>> start Data section

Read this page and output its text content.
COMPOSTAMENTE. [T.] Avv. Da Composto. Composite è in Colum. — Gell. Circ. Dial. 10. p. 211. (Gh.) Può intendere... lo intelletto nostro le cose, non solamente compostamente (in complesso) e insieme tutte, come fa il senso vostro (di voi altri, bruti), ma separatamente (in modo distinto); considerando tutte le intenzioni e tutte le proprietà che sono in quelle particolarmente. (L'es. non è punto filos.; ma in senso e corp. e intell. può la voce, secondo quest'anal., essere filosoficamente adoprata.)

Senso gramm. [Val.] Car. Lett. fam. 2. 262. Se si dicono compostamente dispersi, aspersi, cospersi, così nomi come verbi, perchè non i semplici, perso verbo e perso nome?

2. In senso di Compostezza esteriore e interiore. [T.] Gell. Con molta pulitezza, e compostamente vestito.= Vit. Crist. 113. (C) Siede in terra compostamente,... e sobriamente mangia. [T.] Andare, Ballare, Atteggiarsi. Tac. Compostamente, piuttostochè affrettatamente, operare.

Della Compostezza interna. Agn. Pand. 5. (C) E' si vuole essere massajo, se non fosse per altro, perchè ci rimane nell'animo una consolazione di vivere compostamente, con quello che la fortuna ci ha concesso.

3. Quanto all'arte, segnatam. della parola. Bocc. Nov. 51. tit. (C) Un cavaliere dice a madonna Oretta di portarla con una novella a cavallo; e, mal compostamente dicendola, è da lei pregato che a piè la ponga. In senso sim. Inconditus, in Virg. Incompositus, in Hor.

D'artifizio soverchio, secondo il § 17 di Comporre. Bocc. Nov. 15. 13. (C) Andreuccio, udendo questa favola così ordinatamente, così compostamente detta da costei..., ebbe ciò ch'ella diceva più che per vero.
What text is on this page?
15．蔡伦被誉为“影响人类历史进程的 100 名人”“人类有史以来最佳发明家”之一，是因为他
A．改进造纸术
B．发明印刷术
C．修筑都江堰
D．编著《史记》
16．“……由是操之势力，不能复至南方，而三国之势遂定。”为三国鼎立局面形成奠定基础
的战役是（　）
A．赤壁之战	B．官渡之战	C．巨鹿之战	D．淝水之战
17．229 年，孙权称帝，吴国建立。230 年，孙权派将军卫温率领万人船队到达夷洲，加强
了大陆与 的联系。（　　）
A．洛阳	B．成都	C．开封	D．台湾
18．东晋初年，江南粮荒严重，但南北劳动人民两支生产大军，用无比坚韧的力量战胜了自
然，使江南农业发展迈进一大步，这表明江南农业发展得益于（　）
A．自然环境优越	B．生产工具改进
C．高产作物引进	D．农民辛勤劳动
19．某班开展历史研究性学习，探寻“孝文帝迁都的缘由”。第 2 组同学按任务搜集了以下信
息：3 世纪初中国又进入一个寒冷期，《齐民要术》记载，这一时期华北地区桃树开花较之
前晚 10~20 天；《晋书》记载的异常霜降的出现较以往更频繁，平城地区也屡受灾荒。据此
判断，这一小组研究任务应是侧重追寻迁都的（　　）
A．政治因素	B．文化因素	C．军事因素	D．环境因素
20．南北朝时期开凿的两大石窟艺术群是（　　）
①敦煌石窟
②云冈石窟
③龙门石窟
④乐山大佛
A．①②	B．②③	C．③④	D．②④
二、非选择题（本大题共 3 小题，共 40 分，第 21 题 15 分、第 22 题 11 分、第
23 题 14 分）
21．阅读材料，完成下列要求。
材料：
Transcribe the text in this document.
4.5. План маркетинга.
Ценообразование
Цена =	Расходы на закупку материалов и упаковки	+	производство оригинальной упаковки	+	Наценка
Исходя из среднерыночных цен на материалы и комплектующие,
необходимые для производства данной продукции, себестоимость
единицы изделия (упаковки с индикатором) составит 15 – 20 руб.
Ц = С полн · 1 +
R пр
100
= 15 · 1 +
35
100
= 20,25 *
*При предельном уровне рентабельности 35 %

>> end Data section

Your instructions: The whole listing above needs to be written out again exactly.

Solution for this task:
Read this page and output its text content.
COMPOSTAMENTE. [T.] Avv. Da Composto. Composite è in Colum. — Gell. Circ. Dial. 10. p. 211. (Gh.) Può intendere... lo intelletto nostro le cose, non solamente compostamente (in complesso) e insieme tutte, come fa il senso vostro (di voi altri, bruti), ma separatamente (in modo distinto); considerando tutte le intenzioni e tutte le proprietà che sono in quelle particolarmente. (L'es. non è punto filos.; ma in senso e corp. e intell. può la voce, secondo quest'anal., essere filosoficamente adoprata.)

Senso gramm. [Val.] Car. Lett. fam. 2. 262. Se si dicono compostamente dispersi, aspersi, cospersi, così nomi come verbi, perchè non i semplici, perso verbo e perso nome?

2. In senso di Compostezza esteriore e interiore. [T.] Gell. Con molta pulitezza, e compostamente vestito.= Vit. Crist. 113. (C) Siede in terra compostamente,... e sobriamente mangia. [T.] Andare, Ballare, Atteggiarsi. Tac. Compostamente, piuttostochè affrettatamente, operare.

Della Compostezza interna. Agn. Pand. 5. (C) E' si vuole essere massajo, se non fosse per altro, perchè ci rimane nell'animo una consolazione di vivere compostamente, con quello che la fortuna ci ha concesso.

3. Quanto all'arte, segnatam. della parola. Bocc. Nov. 51. tit. (C) Un cavaliere dice a madonna Oretta di portarla con una novella a cavallo; e, mal compostamente dicendola, è da lei pregato che a piè la ponga. In senso sim. Inconditus, in Virg. Incompositus, in Hor.

D'artifizio soverchio, secondo il § 17 di Comporre. Bocc. Nov. 15. 13. (C) Andreuccio, udendo questa favola così ordinatamente, così compostamente detta da costei..., ebbe ciò ch'ella diceva più che per vero.
What text is on this page?
15．蔡伦被誉为“影响人类历史进程的 100 名人”“人类有史以来最佳发明家”之一，是因为他
A．改进造纸术
B．发明印刷术
C．修筑都江堰
D．编著《史记》
16．“……由是操之势力，不能复至南方，而三国之势遂定。”为三国鼎立局面形成奠定基础
的战役是（　）
A．赤壁之战	B．官渡之战	C．巨鹿之战	D．淝水之战
17．229 年，孙权称帝，吴国建立。230 年，孙权派将军卫温率领万人船队到达夷洲，加强
了大陆与 的联系。（　　）
A．洛阳	B．成都	C．开封	D．台湾
18．东晋初年，江南粮荒严重，但南北劳动人民两支生产大军，用无比坚韧的力量战胜了自
然，使江南农业发展迈进一大步，这表明江南农业发展得益于（　）
A．自然环境优越	B．生产工具改进
C．高产作物引进	D．农民辛勤劳动
19．某班开展历史研究性学习，探寻“孝文帝迁都的缘由”。第 2 组同学按任务搜集了以下信
息：3 世纪初中国又进入一个寒冷期，《齐民要术》记载，这一时期华北地区桃树开花较之
前晚 10~20 天；《晋书》记载的异常霜降的出现较以往更频繁，平城地区也屡受灾荒。据此
判断，这一小组研究任务应是侧重追寻迁都的（　　）
A．政治因素	B．文化因素	C．军事因素	D．环境因素
20．南北朝时期开凿的两大石窟艺术群是（　　）
①敦煌石窟
②云冈石窟
③龙门石窟
④乐山大佛
A．①②	B．②③	C．③④	D．②④
二、非选择题（本大题共 3 小题，共 40 分，第 21 题 15 分、第 22 题 11 分、第
23 题 14 分）
21．阅读材料，完成下列要求。
材料：
Transcribe the text in this document.
4.5. План маркетинга.
Ценообразование
Цена =	Расходы на закупку материалов и упаковки	+	производство оригинальной упаковки	+	Наценка
Исходя из среднерыночных цен на материалы и комплектующие,
необходимые для производства данной продукции, себестоимость
единицы изделия (упаковки с индикатором) составит 15 – 20 руб.
Ц = С полн · 1 +
R пр
100
= 15 · 1 +
35
100
= 20,25 *
*При предельном уровне рентабельности 35 %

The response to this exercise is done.